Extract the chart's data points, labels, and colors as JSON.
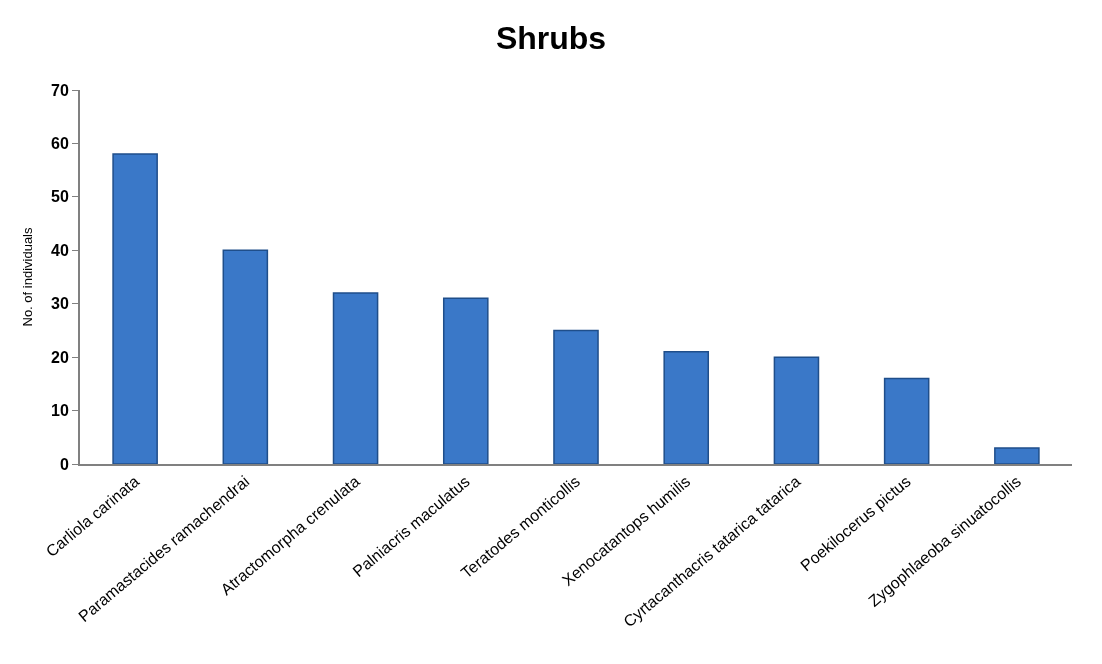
{
  "chart_data": {
    "type": "bar",
    "title": "Shrubs",
    "ylabel": "No. of individuals",
    "categories": [
      "Carliola carinata",
      "Paramastacides ramachendrai",
      "Atractomorpha crenulata",
      "Palniacris maculatus",
      "Teratodes monticollis",
      "Xenocatantops humilis",
      "Cyrtacanthacris tatarica tatarica",
      "Poekilocerus pictus",
      "Zygophlaeoba sinuatocollis"
    ],
    "values": [
      58,
      40,
      32,
      31,
      25,
      21,
      20,
      16,
      3
    ],
    "color": "#3a78c8",
    "ylim": [
      0,
      70
    ],
    "yticks": [
      0,
      10,
      20,
      30,
      40,
      50,
      60,
      70
    ]
  }
}
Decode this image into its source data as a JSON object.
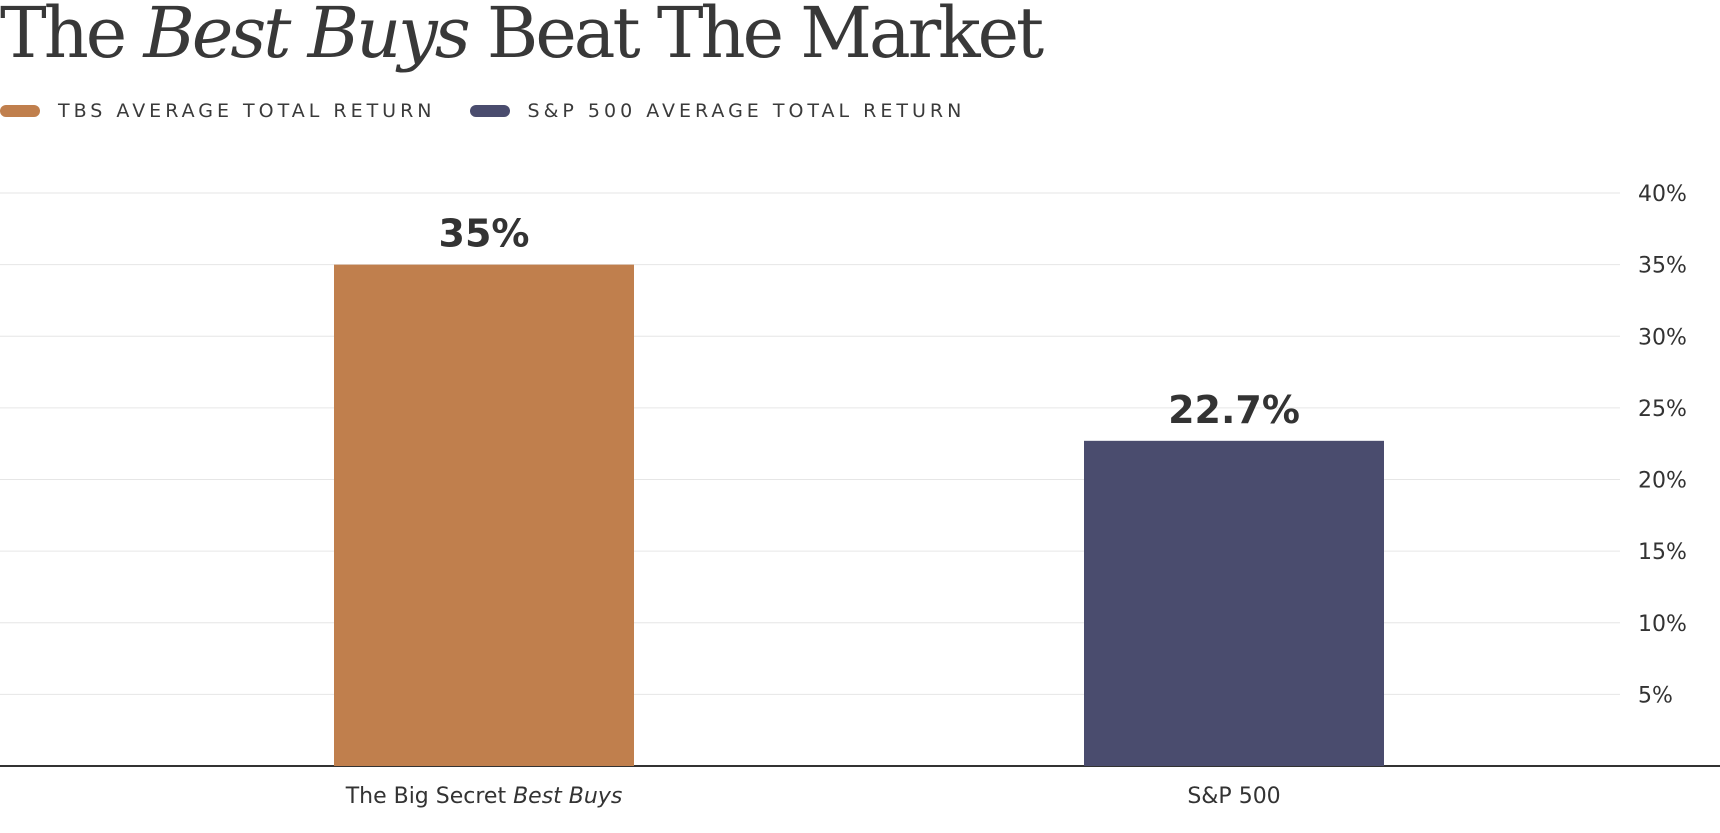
{
  "title": {
    "part1": "The ",
    "italic": "Best Buys",
    "part2": " Beat The Market"
  },
  "legend": [
    {
      "label": "TBS AVERAGE TOTAL RETURN",
      "color": "#c07f4d"
    },
    {
      "label": "S&P 500 AVERAGE TOTAL RETURN",
      "color": "#4a4c6e"
    }
  ],
  "categories": [
    {
      "prefix": "The Big Secret ",
      "italic": "Best Buys"
    },
    {
      "prefix": "S&P 500",
      "italic": ""
    }
  ],
  "chart_data": {
    "type": "bar",
    "title": "The Best Buys Beat The Market",
    "categories": [
      "The Big Secret Best Buys",
      "S&P 500"
    ],
    "values": [
      35,
      22.7
    ],
    "value_labels": [
      "35%",
      "22.7%"
    ],
    "colors": [
      "#c07f4d",
      "#4a4c6e"
    ],
    "ylim": [
      0,
      40
    ],
    "yticks": [
      5,
      10,
      15,
      20,
      25,
      30,
      35,
      40
    ],
    "ytick_labels": [
      "5%",
      "10%",
      "15%",
      "20%",
      "25%",
      "30%",
      "35%",
      "40%"
    ],
    "grid": true,
    "y_axis_position": "right",
    "legend_position": "top-left"
  }
}
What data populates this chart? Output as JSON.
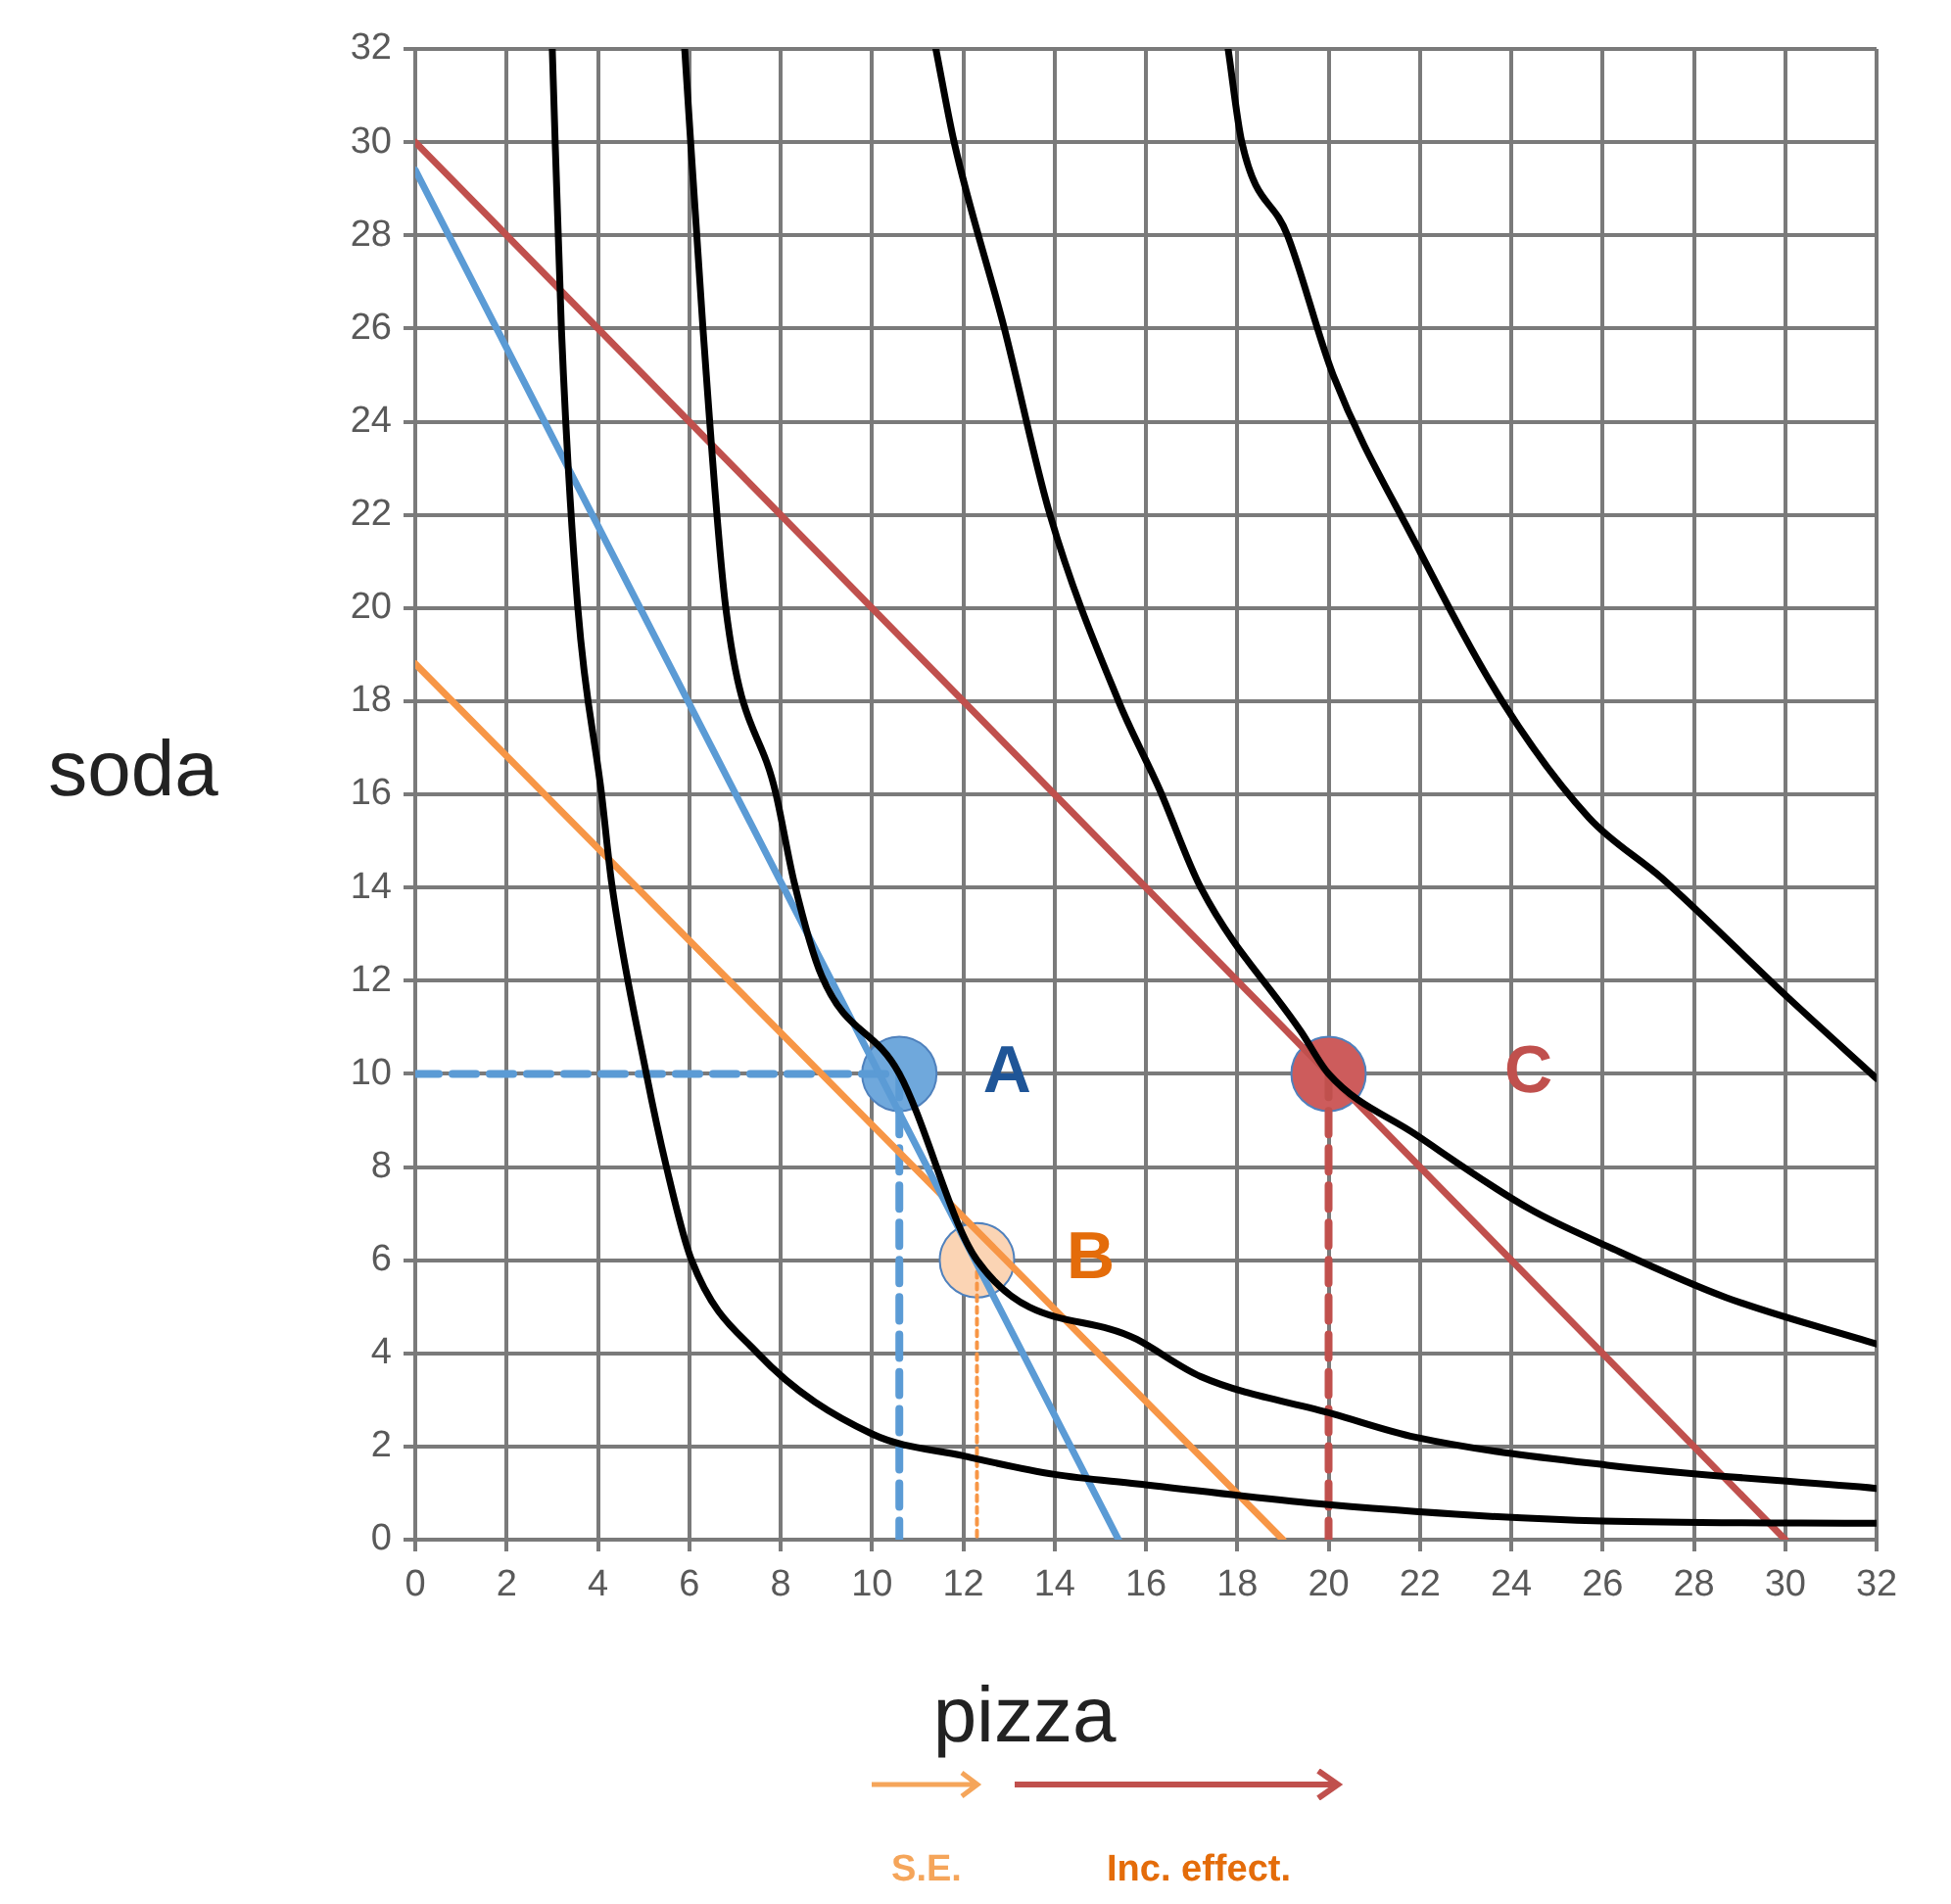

⁂

**Directive:**
Using the data above, print every line exactly, omitting pictures.

**Response for this exercise:**
Extract the chart's data points, labels, and colors as JSON.
{
  "chart_data": {
    "type": "bar",
    "title": "Shrubs",
    "ylabel": "No. of individuals",
    "categories": [
      "Carliola carinata",
      "Paramastacides ramachendrai",
      "Atractomorpha crenulata",
      "Palniacris maculatus",
      "Teratodes monticollis",
      "Xenocatantops humilis",
      "Cyrtacanthacris tatarica tatarica",
      "Poekilocerus pictus",
      "Zygophlaeoba sinuatocollis"
    ],
    "values": [
      58,
      40,
      32,
      31,
      25,
      21,
      20,
      16,
      3
    ],
    "color": "#3a78c8",
    "ylim": [
      0,
      70
    ],
    "yticks": [
      0,
      10,
      20,
      30,
      40,
      50,
      60,
      70
    ]
  }
}
Decode this image into its source data as a JSON object.
{
  "title": {
    "part1": "The ",
    "italic": "Best Buys",
    "part2": " Beat The Market"
  },
  "legend": [
    {
      "label": "TBS AVERAGE TOTAL RETURN",
      "color": "#c07f4d"
    },
    {
      "label": "S&P 500 AVERAGE TOTAL RETURN",
      "color": "#4a4c6e"
    }
  ],
  "categories": [
    {
      "prefix": "The Big Secret ",
      "italic": "Best Buys"
    },
    {
      "prefix": "S&P 500",
      "italic": ""
    }
  ],
  "chart_data": {
    "type": "bar",
    "title": "The Best Buys Beat The Market",
    "categories": [
      "The Big Secret Best Buys",
      "S&P 500"
    ],
    "values": [
      35,
      22.7
    ],
    "value_labels": [
      "35%",
      "22.7%"
    ],
    "colors": [
      "#c07f4d",
      "#4a4c6e"
    ],
    "ylim": [
      0,
      40
    ],
    "yticks": [
      5,
      10,
      15,
      20,
      25,
      30,
      35,
      40
    ],
    "ytick_labels": [
      "5%",
      "10%",
      "15%",
      "20%",
      "25%",
      "30%",
      "35%",
      "40%"
    ],
    "grid": true,
    "y_axis_position": "right",
    "legend_position": "top-left"
  }
}
What data populates this chart? Output as JSON.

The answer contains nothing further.